Heptonstall Grammar School and West Laithe, Heptonstall, West Yorkshire.

Author: Unknown
Date: 1982
Location: Heptonstall
Format: Photograph - Mono
Document ID: 100729
Library ID: 986279

Two photographs of Heptonstall in 1982:




p1: Heptonstall Grammar School, viewed from Church Lane.




p2: Rear of 13 West Laithe & 16-22 Back Lane from nearby 3/5 Hepton Drive.




The community is mentioned as Heptone in the Domesday Book and the present name is first mentioned in 1253. The road through Heptonstall, called the Buttress, was an important 17th century packhorse route from Halifax to Colne and Burnley, Lancashire.




A Cloth Hall was built between by 1548 by the Waterhouse family of Shibden Hall and called Blackwell Hall after the London market. It was in use until superseded by Halifax Piece Hall and still stands in the village; it is now a private house.




In the 12th century, the Halifax district became too large for the single parish church at Halifax, and two additional churches were established at Elland and Heptonstall. The 13th century Parish Church of St Thomas a Becket was abandoned after damage caused by a storm in 1847, and the new Parish Church of St Thomas the Apostle was built in the same churchyard in 1850-1854. The tower and roofless main body of the mediaeval church remain.




In July 1642, the will of the Rev Thomas Greenwood endowed Heptonstall Grammar School in the village. This is now a local history museum. During the Civil War, in 1643, Heptonstall was a Roundhead garrison under the command of Colonel Robert Brayshaw.

### SUPPLIED MATERIAL
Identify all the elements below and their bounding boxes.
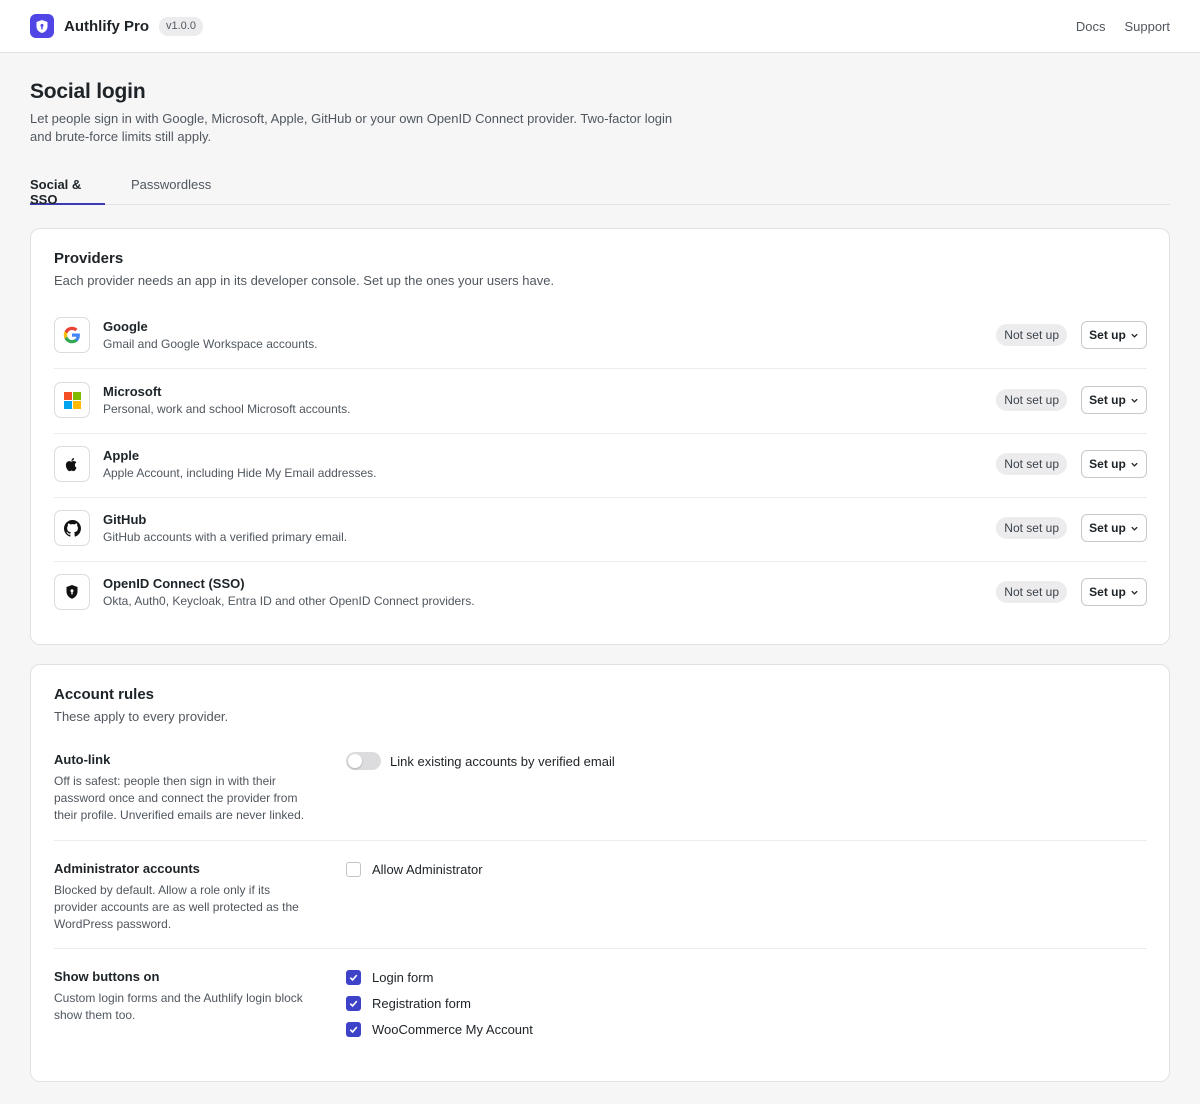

### REQUIRED TASK 1
In the Heptonstall text, condense the paragraph beginning "In the 12th century, the Halifax district" into a bulleted list that keeps its main facts.
### REQUIRED TASK 2
Resume the Heptonstall text from its final sentence, writing the next passage.
The listing plays no part in what follows and can be set aside.

### EXPECTED OUTPUT 1
- 12th century: the Halifax district grew too large for the single parish church at Halifax, so additional churches were established at Elland and Heptonstall.
- The 13th-century Parish Church of St Thomas a Becket was abandoned after storm damage in 1847.
- The new Parish Church of St Thomas the Apostle was built in the same churchyard in 1850–1854.
- The tower and roofless main body of the medieval church still remain.

### EXPECTED OUTPUT 2
The octagonal Methodist Chapel, designed by John Wesley and built in 1764, then rebuilt in 1802, is the oldest surviving chapel still in use (a claim contested by a similar chapel at Yarm). Rudyard Kipling's grandfather was a minister at the chapel before going out to India.




The grave of David Hartley, the Cragg Vale coiner, is in the original churchyard. That of Sylvia Plath, the US poet and Ted Hughes' wife, is in the new annexe on the western side of the old graveyard.




A old inter-community ritual insult from Heptonstall against Halifax proclaims:




  Halifax is built of wax


  Heptonstall of stone




To which the nettled Halifax folk would respond:




  There's pretty girls in Halifax


  In Heptonstall, there's none.




This kind of ritual insult between neighbouring communities is called a 'blason populaire'.